What is needed here is an exact copy of every entry.

— START —

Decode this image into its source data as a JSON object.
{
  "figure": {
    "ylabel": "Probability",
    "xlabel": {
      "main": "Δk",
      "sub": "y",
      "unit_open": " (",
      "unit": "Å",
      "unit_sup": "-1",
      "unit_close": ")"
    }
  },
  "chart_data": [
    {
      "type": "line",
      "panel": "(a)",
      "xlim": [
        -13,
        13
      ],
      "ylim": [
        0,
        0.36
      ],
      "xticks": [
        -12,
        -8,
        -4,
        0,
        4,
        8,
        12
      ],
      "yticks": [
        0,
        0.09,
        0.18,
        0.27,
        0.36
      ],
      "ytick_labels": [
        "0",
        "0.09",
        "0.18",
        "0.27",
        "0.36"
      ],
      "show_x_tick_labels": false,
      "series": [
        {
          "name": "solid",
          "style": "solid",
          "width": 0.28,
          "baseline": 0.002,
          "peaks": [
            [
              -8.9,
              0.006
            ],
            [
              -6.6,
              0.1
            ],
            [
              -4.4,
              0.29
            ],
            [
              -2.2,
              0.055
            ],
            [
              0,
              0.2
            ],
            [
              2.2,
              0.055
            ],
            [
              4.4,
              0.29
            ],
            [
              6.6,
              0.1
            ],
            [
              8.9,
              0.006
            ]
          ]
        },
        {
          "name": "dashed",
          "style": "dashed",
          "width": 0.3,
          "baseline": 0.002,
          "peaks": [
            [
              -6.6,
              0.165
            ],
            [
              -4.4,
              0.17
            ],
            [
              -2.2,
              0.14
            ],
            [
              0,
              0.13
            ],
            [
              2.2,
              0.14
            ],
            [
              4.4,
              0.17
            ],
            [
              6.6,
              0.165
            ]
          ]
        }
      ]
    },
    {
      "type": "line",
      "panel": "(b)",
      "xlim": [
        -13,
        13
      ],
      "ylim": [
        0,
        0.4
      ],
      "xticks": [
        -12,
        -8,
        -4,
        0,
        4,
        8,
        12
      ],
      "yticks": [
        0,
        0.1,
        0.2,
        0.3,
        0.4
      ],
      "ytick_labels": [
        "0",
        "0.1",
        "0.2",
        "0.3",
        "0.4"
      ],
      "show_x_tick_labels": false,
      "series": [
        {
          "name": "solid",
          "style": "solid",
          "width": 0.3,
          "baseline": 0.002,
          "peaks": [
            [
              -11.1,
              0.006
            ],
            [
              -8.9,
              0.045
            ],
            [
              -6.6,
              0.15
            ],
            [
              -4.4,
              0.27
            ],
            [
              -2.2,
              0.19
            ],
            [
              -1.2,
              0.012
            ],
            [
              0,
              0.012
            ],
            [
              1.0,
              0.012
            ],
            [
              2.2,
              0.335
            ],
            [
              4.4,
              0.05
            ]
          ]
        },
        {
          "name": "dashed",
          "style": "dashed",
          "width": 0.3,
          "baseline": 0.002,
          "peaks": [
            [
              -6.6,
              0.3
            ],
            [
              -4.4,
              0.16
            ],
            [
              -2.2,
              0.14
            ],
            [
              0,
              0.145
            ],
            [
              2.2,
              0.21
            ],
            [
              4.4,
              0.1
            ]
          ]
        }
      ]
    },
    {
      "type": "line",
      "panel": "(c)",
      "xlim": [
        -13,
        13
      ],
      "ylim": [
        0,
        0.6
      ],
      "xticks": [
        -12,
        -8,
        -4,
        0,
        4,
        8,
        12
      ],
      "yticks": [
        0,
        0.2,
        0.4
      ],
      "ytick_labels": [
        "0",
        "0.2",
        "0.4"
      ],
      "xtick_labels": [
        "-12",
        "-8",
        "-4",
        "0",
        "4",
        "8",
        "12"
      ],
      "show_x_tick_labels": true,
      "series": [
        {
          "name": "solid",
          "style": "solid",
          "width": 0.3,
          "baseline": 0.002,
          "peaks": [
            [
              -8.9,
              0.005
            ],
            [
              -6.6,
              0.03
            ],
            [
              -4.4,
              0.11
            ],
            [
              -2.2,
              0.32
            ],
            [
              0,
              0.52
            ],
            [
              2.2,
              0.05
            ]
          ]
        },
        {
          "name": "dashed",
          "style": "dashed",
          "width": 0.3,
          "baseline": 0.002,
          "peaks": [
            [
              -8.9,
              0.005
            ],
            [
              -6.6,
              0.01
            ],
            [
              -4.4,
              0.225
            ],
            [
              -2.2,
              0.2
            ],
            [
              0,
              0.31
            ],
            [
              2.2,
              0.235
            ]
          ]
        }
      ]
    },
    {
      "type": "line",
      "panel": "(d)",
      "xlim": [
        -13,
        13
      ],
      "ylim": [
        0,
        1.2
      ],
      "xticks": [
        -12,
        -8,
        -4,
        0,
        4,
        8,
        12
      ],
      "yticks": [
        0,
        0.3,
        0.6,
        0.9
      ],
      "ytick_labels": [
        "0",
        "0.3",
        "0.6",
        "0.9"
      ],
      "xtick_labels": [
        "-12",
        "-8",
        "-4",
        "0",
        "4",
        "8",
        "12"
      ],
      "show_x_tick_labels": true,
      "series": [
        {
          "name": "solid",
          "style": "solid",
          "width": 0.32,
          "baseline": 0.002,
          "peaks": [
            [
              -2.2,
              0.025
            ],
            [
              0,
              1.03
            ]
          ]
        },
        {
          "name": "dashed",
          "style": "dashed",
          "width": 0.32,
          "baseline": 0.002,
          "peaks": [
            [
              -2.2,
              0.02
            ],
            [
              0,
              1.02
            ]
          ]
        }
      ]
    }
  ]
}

— END —

▶ **Correct result**
Decode this image into its source data as a JSON object.
{
  "figure": {
    "ylabel": "Probability",
    "xlabel": {
      "main": "Δk",
      "sub": "y",
      "unit_open": " (",
      "unit": "Å",
      "unit_sup": "-1",
      "unit_close": ")"
    }
  },
  "chart_data": [
    {
      "type": "line",
      "panel": "(a)",
      "xlim": [
        -13,
        13
      ],
      "ylim": [
        0,
        0.36
      ],
      "xticks": [
        -12,
        -8,
        -4,
        0,
        4,
        8,
        12
      ],
      "yticks": [
        0,
        0.09,
        0.18,
        0.27,
        0.36
      ],
      "ytick_labels": [
        "0",
        "0.09",
        "0.18",
        "0.27",
        "0.36"
      ],
      "show_x_tick_labels": false,
      "series": [
        {
          "name": "solid",
          "style": "solid",
          "width": 0.28,
          "baseline": 0.002,
          "peaks": [
            [
              -8.9,
              0.006
            ],
            [
              -6.6,
              0.1
            ],
            [
              -4.4,
              0.29
            ],
            [
              -2.2,
              0.055
            ],
            [
              0,
              0.2
            ],
            [
              2.2,
              0.055
            ],
            [
              4.4,
              0.29
            ],
            [
              6.6,
              0.1
            ],
            [
              8.9,
              0.006
            ]
          ]
        },
        {
          "name": "dashed",
          "style": "dashed",
          "width": 0.3,
          "baseline": 0.002,
          "peaks": [
            [
              -6.6,
              0.165
            ],
            [
              -4.4,
              0.17
            ],
            [
              -2.2,
              0.14
            ],
            [
              0,
              0.13
            ],
            [
              2.2,
              0.14
            ],
            [
              4.4,
              0.17
            ],
            [
              6.6,
              0.165
            ]
          ]
        }
      ]
    },
    {
      "type": "line",
      "panel": "(b)",
      "xlim": [
        -13,
        13
      ],
      "ylim": [
        0,
        0.4
      ],
      "xticks": [
        -12,
        -8,
        -4,
        0,
        4,
        8,
        12
      ],
      "yticks": [
        0,
        0.1,
        0.2,
        0.3,
        0.4
      ],
      "ytick_labels": [
        "0",
        "0.1",
        "0.2",
        "0.3",
        "0.4"
      ],
      "show_x_tick_labels": false,
      "series": [
        {
          "name": "solid",
          "style": "solid",
          "width": 0.3,
          "baseline": 0.002,
          "peaks": [
            [
              -11.1,
              0.006
            ],
            [
              -8.9,
              0.045
            ],
            [
              -6.6,
              0.15
            ],
            [
              -4.4,
              0.27
            ],
            [
              -2.2,
              0.19
            ],
            [
              -1.2,
              0.012
            ],
            [
              0,
              0.012
            ],
            [
              1.0,
              0.012
            ],
            [
              2.2,
              0.335
            ],
            [
              4.4,
              0.05
            ]
          ]
        },
        {
          "name": "dashed",
          "style": "dashed",
          "width": 0.3,
          "baseline": 0.002,
          "peaks": [
            [
              -6.6,
              0.3
            ],
            [
              -4.4,
              0.16
            ],
            [
              -2.2,
              0.14
            ],
            [
              0,
              0.145
            ],
            [
              2.2,
              0.21
            ],
            [
              4.4,
              0.1
            ]
          ]
        }
      ]
    },
    {
      "type": "line",
      "panel": "(c)",
      "xlim": [
        -13,
        13
      ],
      "ylim": [
        0,
        0.6
      ],
      "xticks": [
        -12,
        -8,
        -4,
        0,
        4,
        8,
        12
      ],
      "yticks": [
        0,
        0.2,
        0.4
      ],
      "ytick_labels": [
        "0",
        "0.2",
        "0.4"
      ],
      "xtick_labels": [
        "-12",
        "-8",
        "-4",
        "0",
        "4",
        "8",
        "12"
      ],
      "show_x_tick_labels": true,
      "series": [
        {
          "name": "solid",
          "style": "solid",
          "width": 0.3,
          "baseline": 0.002,
          "peaks": [
            [
              -8.9,
              0.005
            ],
            [
              -6.6,
              0.03
            ],
            [
              -4.4,
              0.11
            ],
            [
              -2.2,
              0.32
            ],
            [
              0,
              0.52
            ],
            [
              2.2,
              0.05
            ]
          ]
        },
        {
          "name": "dashed",
          "style": "dashed",
          "width": 0.3,
          "baseline": 0.002,
          "peaks": [
            [
              -8.9,
              0.005
            ],
            [
              -6.6,
              0.01
            ],
            [
              -4.4,
              0.225
            ],
            [
              -2.2,
              0.2
            ],
            [
              0,
              0.31
            ],
            [
              2.2,
              0.235
            ]
          ]
        }
      ]
    },
    {
      "type": "line",
      "panel": "(d)",
      "xlim": [
        -13,
        13
      ],
      "ylim": [
        0,
        1.2
      ],
      "xticks": [
        -12,
        -8,
        -4,
        0,
        4,
        8,
        12
      ],
      "yticks": [
        0,
        0.3,
        0.6,
        0.9
      ],
      "ytick_labels": [
        "0",
        "0.3",
        "0.6",
        "0.9"
      ],
      "xtick_labels": [
        "-12",
        "-8",
        "-4",
        "0",
        "4",
        "8",
        "12"
      ],
      "show_x_tick_labels": true,
      "series": [
        {
          "name": "solid",
          "style": "solid",
          "width": 0.32,
          "baseline": 0.002,
          "peaks": [
            [
              -2.2,
              0.025
            ],
            [
              0,
              1.03
            ]
          ]
        },
        {
          "name": "dashed",
          "style": "dashed",
          "width": 0.32,
          "baseline": 0.002,
          "peaks": [
            [
              -2.2,
              0.02
            ],
            [
              0,
              1.02
            ]
          ]
        }
      ]
    }
  ]
}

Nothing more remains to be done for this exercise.